┌────────
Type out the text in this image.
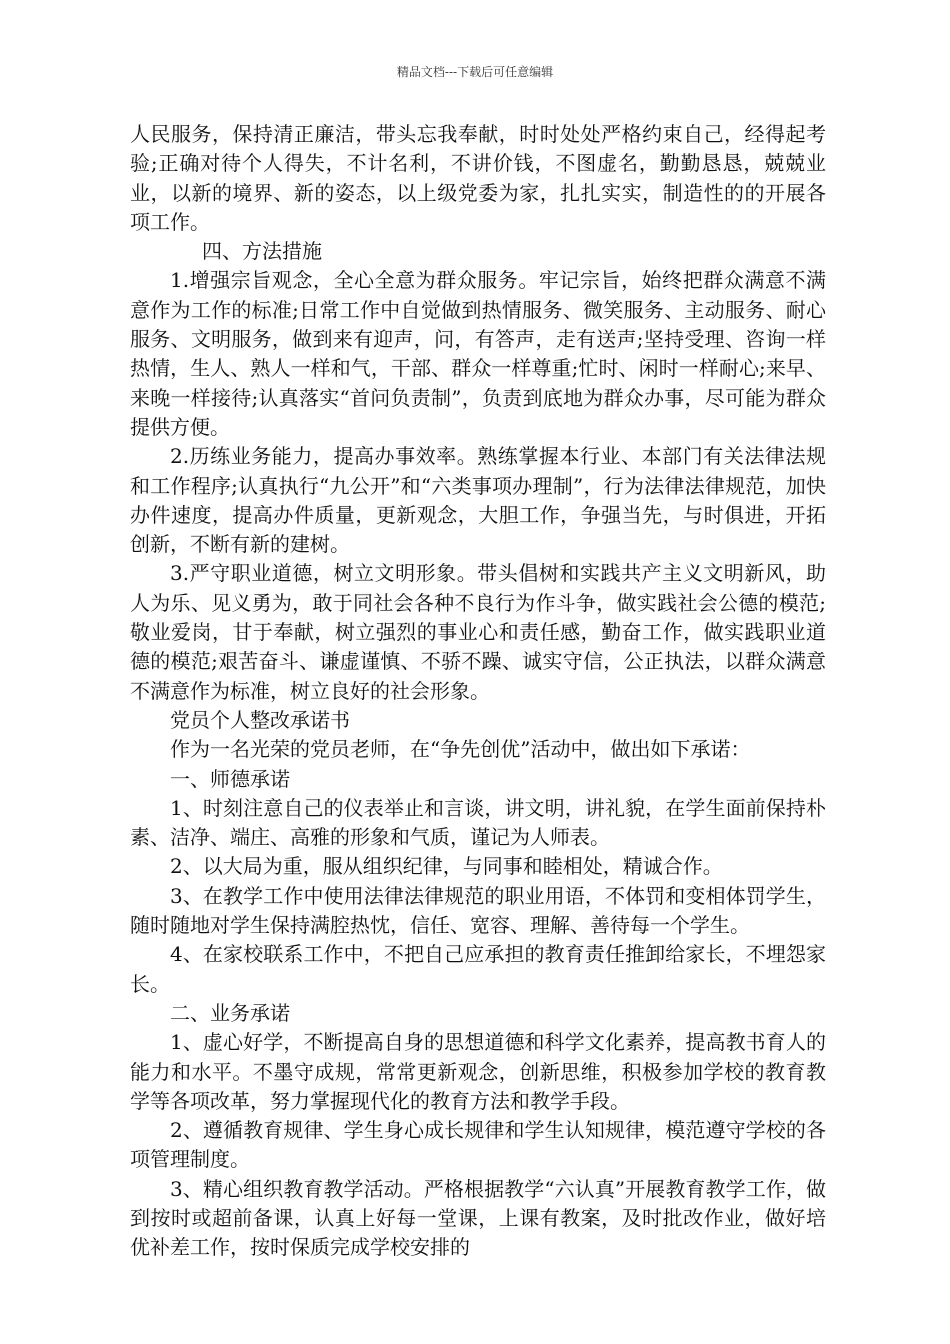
精品文档---下载后可任意编辑

人民服务，保持清正廉洁，带头忘我奉献，时时处处严格约束自己，经得起考验;正确对待个人得失，不计名利，不讲价钱，不图虚名，勤勤恳恳，兢兢业业，以新的境界、新的姿态，以上级党委为家，扎扎实实，制造性的的开展各项工作。

四、方法措施

1.增强宗旨观念，全心全意为群众服务。牢记宗旨，始终把群众满意不满意作为工作的标准;日常工作中自觉做到热情服务、微笑服务、主动服务、耐心服务、文明服务，做到来有迎声，问，有答声，走有送声;坚持受理、咨询一样热情，生人、熟人一样和气，干部、群众一样尊重;忙时、闲时一样耐心;来早、来晚一样接待;认真落实“首问负责制”，负责到底地为群众办事，尽可能为群众提供方便。

2.历练业务能力，提高办事效率。熟练掌握本行业、本部门有关法律法规和工作程序;认真执行“九公开”和“六类事项办理制”，行为法律法律规范，加快办件速度，提高办件质量，更新观念，大胆工作，争强当先，与时俱进，开拓创新，不断有新的建树。

3.严守职业道德，树立文明形象。带头倡树和实践共产主义文明新风，助人为乐、见义勇为，敢于同社会各种不良行为作斗争，做实践社会公德的模范;敬业爱岗，甘于奉献，树立强烈的事业心和责任感，勤奋工作，做实践职业道德的模范;艰苦奋斗、谦虚谨慎、不骄不躁、诚实守信，公正执法，以群众满意不满意作为标准，树立良好的社会形象。

党员个人整改承诺书

作为一名光荣的党员老师，在“争先创优”活动中，做出如下承诺：

一、师德承诺

1、时刻注意自己的仪表举止和言谈，讲文明，讲礼貌，在学生面前保持朴素、洁净、端庄、高雅的形象和气质，谨记为人师表。

2、以大局为重，服从组织纪律，与同事和睦相处，精诚合作。

3、在教学工作中使用法律法律规范的职业用语，不体罚和变相体罚学生，随时随地对学生保持满腔热忱，信任、宽容、理解、善待每一个学生。

4、在家校联系工作中，不把自己应承担的教育责任推卸给家长，不埋怨家长。

二、业务承诺

1、虚心好学，不断提高自身的思想道德和科学文化素养，提高教书育人的能力和水平。不墨守成规，常常更新观念，创新思维，积极参加学校的教育教学等各项改革，努力掌握现代化的教育方法和教学手段。

2、遵循教育规律、学生身心成长规律和学生认知规律，模范遵守学校的各项管理制度。

3、精心组织教育教学活动。严格根据教学“六认真”开展教育教学工作，做到按时或超前备课，认真上好每一堂课，上课有教案，及时批改作业，做好培优补差工作，按时保质完成学校安排的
└────────
Stated exercise: Reproduce all of the material above word for word. Omit the pictures.

Exercise solution:
Type out the text in this image.
精品文档---下载后可任意编辑

人民服务，保持清正廉洁，带头忘我奉献，时时处处严格约束自己，经得起考验;正确对待个人得失，不计名利，不讲价钱，不图虚名，勤勤恳恳，兢兢业业，以新的境界、新的姿态，以上级党委为家，扎扎实实，制造性的的开展各项工作。

四、方法措施

1.增强宗旨观念，全心全意为群众服务。牢记宗旨，始终把群众满意不满意作为工作的标准;日常工作中自觉做到热情服务、微笑服务、主动服务、耐心服务、文明服务，做到来有迎声，问，有答声，走有送声;坚持受理、咨询一样热情，生人、熟人一样和气，干部、群众一样尊重;忙时、闲时一样耐心;来早、来晚一样接待;认真落实“首问负责制”，负责到底地为群众办事，尽可能为群众提供方便。

2.历练业务能力，提高办事效率。熟练掌握本行业、本部门有关法律法规和工作程序;认真执行“九公开”和“六类事项办理制”，行为法律法律规范，加快办件速度，提高办件质量，更新观念，大胆工作，争强当先，与时俱进，开拓创新，不断有新的建树。

3.严守职业道德，树立文明形象。带头倡树和实践共产主义文明新风，助人为乐、见义勇为，敢于同社会各种不良行为作斗争，做实践社会公德的模范;敬业爱岗，甘于奉献，树立强烈的事业心和责任感，勤奋工作，做实践职业道德的模范;艰苦奋斗、谦虚谨慎、不骄不躁、诚实守信，公正执法，以群众满意不满意作为标准，树立良好的社会形象。

党员个人整改承诺书

作为一名光荣的党员老师，在“争先创优”活动中，做出如下承诺：

一、师德承诺

1、时刻注意自己的仪表举止和言谈，讲文明，讲礼貌，在学生面前保持朴素、洁净、端庄、高雅的形象和气质，谨记为人师表。

2、以大局为重，服从组织纪律，与同事和睦相处，精诚合作。

3、在教学工作中使用法律法律规范的职业用语，不体罚和变相体罚学生，随时随地对学生保持满腔热忱，信任、宽容、理解、善待每一个学生。

4、在家校联系工作中，不把自己应承担的教育责任推卸给家长，不埋怨家长。

二、业务承诺

1、虚心好学，不断提高自身的思想道德和科学文化素养，提高教书育人的能力和水平。不墨守成规，常常更新观念，创新思维，积极参加学校的教育教学等各项改革，努力掌握现代化的教育方法和教学手段。

2、遵循教育规律、学生身心成长规律和学生认知规律，模范遵守学校的各项管理制度。

3、精心组织教育教学活动。严格根据教学“六认真”开展教育教学工作，做到按时或超前备课，认真上好每一堂课，上课有教案，及时批改作业，做好培优补差工作，按时保质完成学校安排的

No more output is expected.